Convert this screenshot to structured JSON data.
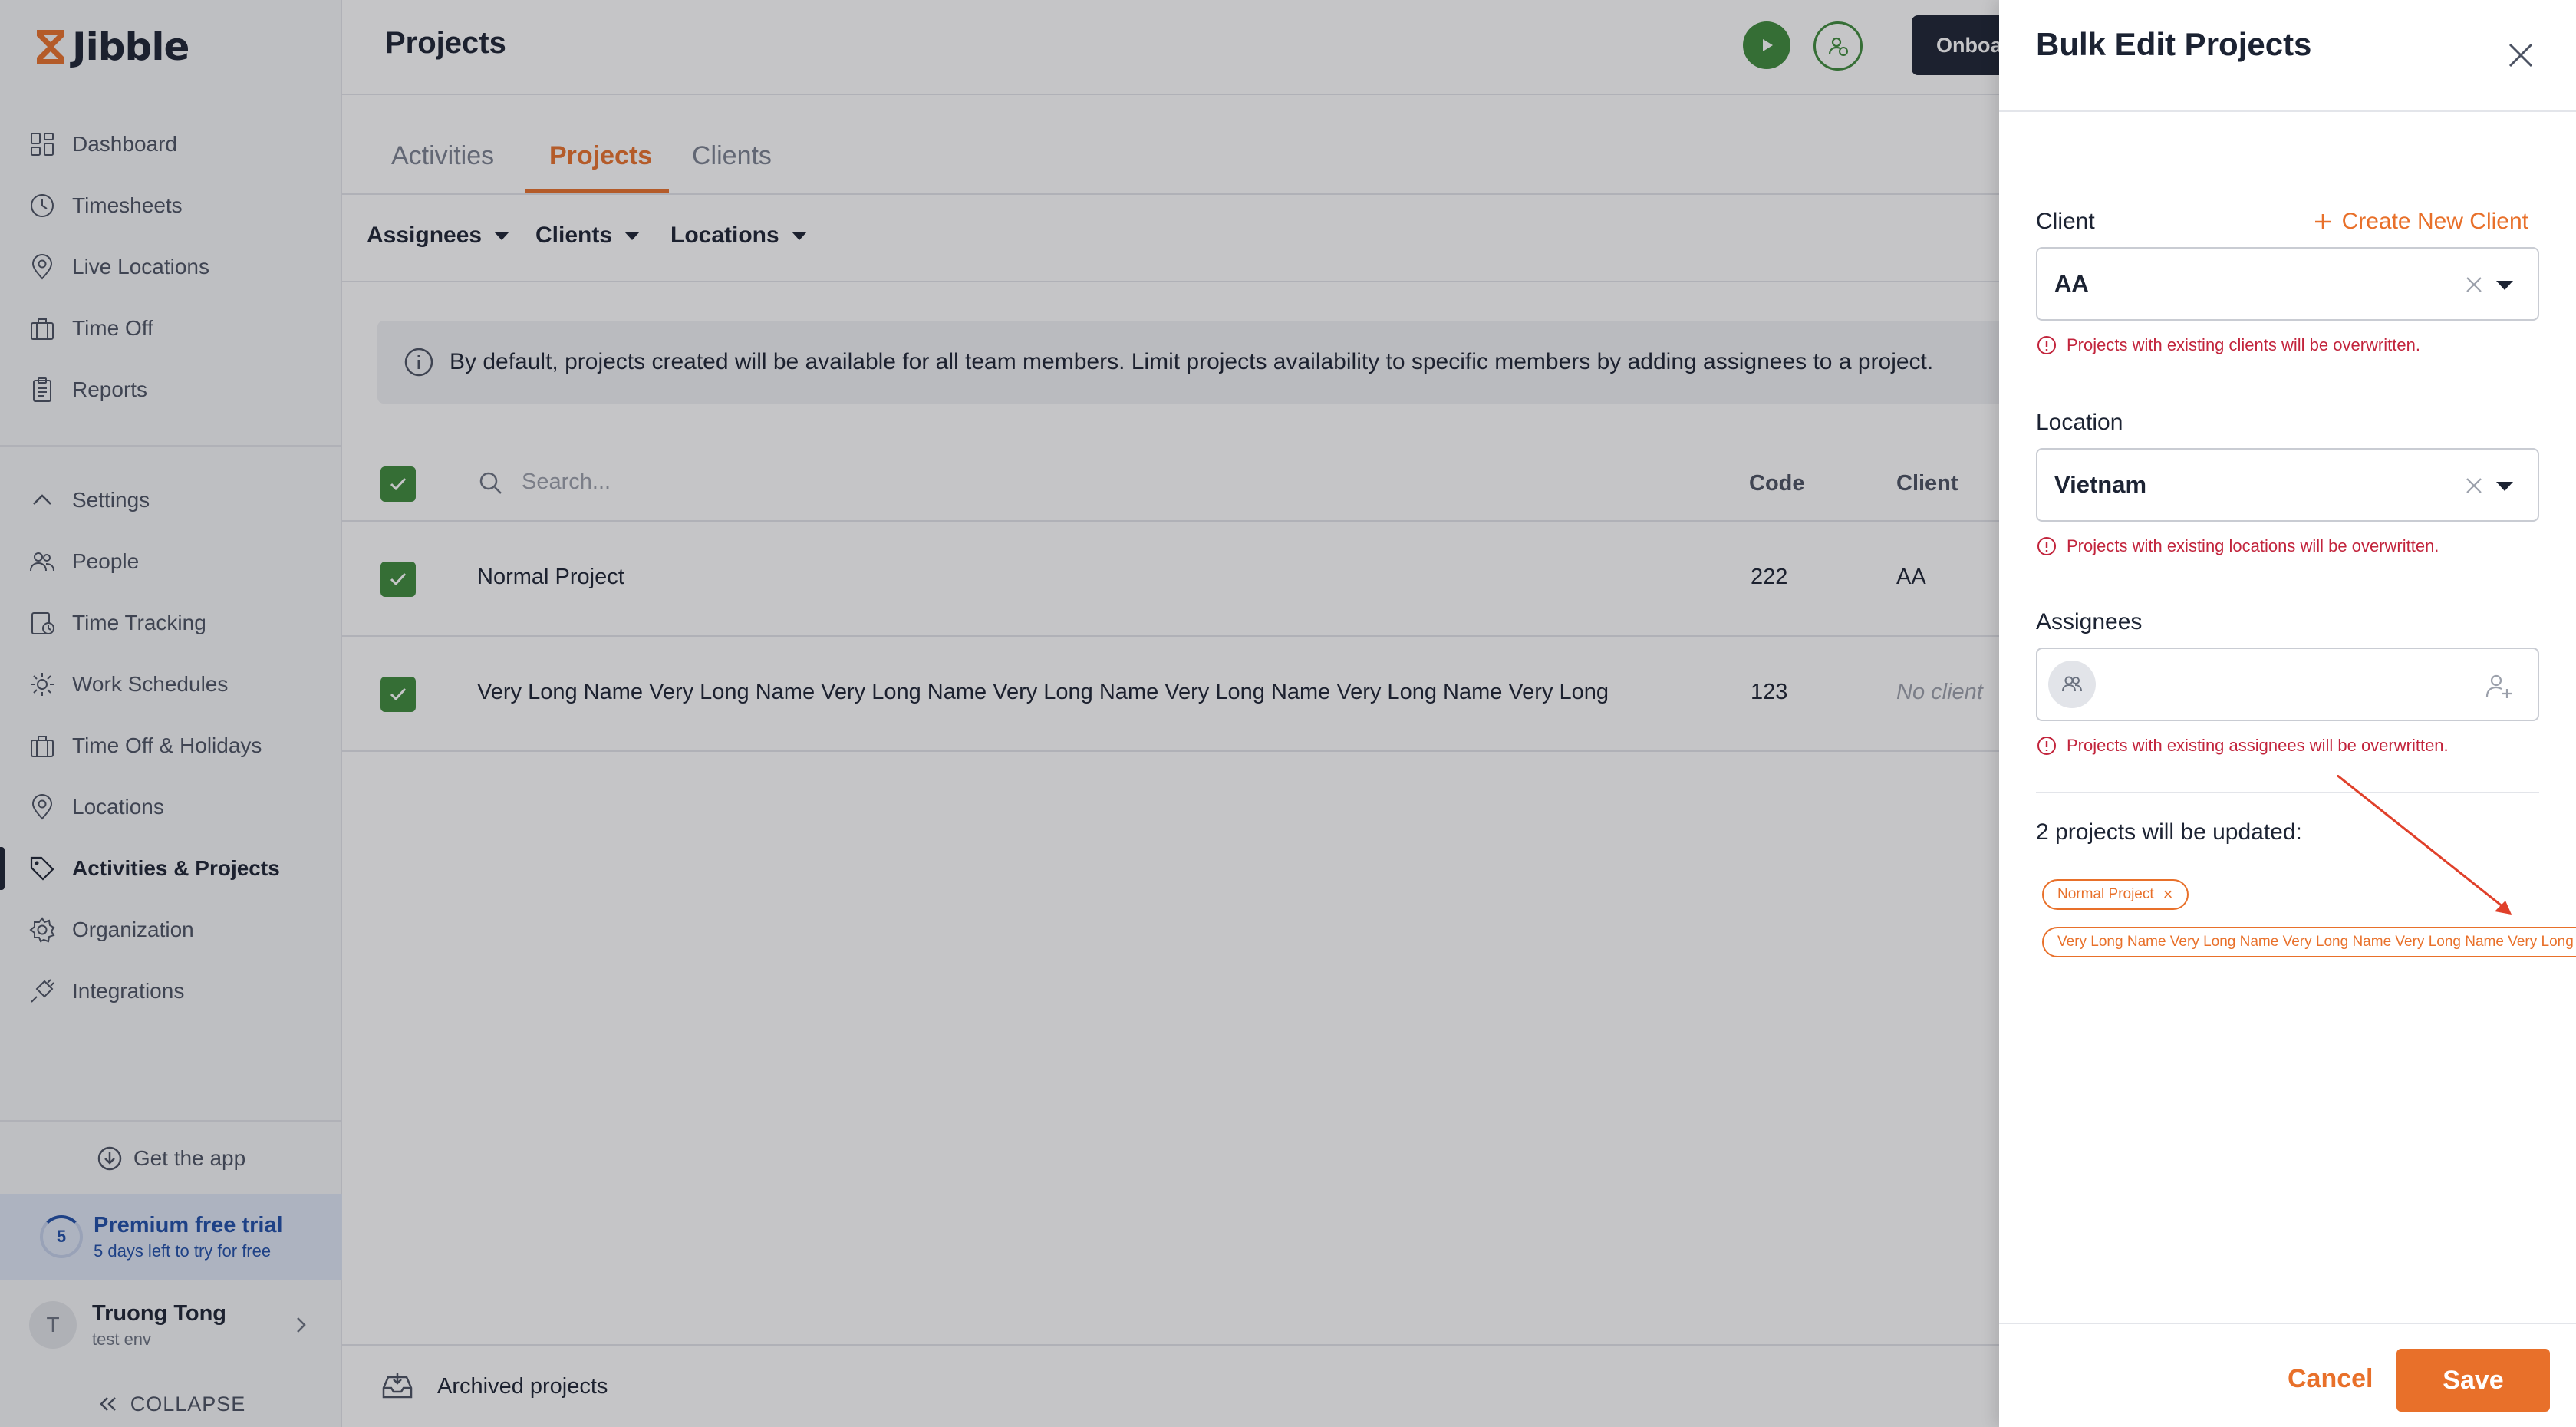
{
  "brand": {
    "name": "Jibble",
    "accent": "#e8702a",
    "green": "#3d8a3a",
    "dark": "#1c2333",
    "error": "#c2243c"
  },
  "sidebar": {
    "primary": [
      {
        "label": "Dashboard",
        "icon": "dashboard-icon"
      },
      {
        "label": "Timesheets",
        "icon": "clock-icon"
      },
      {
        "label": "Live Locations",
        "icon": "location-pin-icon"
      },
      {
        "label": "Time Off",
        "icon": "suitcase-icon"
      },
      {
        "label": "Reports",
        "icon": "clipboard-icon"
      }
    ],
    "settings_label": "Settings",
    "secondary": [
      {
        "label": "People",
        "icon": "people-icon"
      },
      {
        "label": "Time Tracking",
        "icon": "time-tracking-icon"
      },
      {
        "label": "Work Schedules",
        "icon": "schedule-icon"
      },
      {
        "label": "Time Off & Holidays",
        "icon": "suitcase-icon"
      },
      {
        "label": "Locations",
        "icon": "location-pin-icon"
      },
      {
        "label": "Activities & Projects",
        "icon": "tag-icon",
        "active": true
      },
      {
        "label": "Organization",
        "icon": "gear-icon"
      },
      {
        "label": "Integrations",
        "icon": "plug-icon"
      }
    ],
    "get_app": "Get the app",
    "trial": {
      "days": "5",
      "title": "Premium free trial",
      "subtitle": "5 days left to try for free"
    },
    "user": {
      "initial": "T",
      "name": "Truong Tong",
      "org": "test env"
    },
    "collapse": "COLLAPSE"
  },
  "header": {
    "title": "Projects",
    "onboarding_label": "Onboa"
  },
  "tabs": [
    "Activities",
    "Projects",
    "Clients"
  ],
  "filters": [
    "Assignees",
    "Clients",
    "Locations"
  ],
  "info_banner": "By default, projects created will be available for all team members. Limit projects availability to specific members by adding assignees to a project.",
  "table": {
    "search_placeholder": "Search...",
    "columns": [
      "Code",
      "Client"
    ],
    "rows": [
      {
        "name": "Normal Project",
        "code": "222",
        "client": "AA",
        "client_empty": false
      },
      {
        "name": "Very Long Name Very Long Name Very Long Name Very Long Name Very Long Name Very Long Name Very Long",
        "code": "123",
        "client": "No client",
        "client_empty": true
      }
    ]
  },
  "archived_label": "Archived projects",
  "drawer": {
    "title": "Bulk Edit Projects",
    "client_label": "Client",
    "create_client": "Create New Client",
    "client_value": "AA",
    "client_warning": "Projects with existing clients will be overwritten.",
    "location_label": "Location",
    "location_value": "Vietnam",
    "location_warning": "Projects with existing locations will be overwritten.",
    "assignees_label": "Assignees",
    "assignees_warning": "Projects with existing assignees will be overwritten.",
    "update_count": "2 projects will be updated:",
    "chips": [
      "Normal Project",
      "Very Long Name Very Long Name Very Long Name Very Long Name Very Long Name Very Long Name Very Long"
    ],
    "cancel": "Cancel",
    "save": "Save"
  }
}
...
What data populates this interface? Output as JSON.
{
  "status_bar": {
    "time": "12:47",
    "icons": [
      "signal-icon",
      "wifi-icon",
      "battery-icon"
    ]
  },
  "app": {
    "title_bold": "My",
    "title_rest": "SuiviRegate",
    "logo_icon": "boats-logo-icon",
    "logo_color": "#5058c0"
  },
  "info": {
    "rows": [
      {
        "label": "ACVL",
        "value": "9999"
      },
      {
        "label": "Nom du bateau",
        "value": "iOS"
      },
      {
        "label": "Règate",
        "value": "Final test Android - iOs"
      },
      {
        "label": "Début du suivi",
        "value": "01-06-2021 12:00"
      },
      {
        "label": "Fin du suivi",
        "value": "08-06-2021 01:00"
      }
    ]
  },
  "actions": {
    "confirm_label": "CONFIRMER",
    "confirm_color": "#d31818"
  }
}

▸ **EXERCISE AIM**
Identify and copy the lines holding the word "free".

▸ **EXERCISE RESULT**
      "title": "Premium free trial",
      "subtitle": "5 days left to try for free"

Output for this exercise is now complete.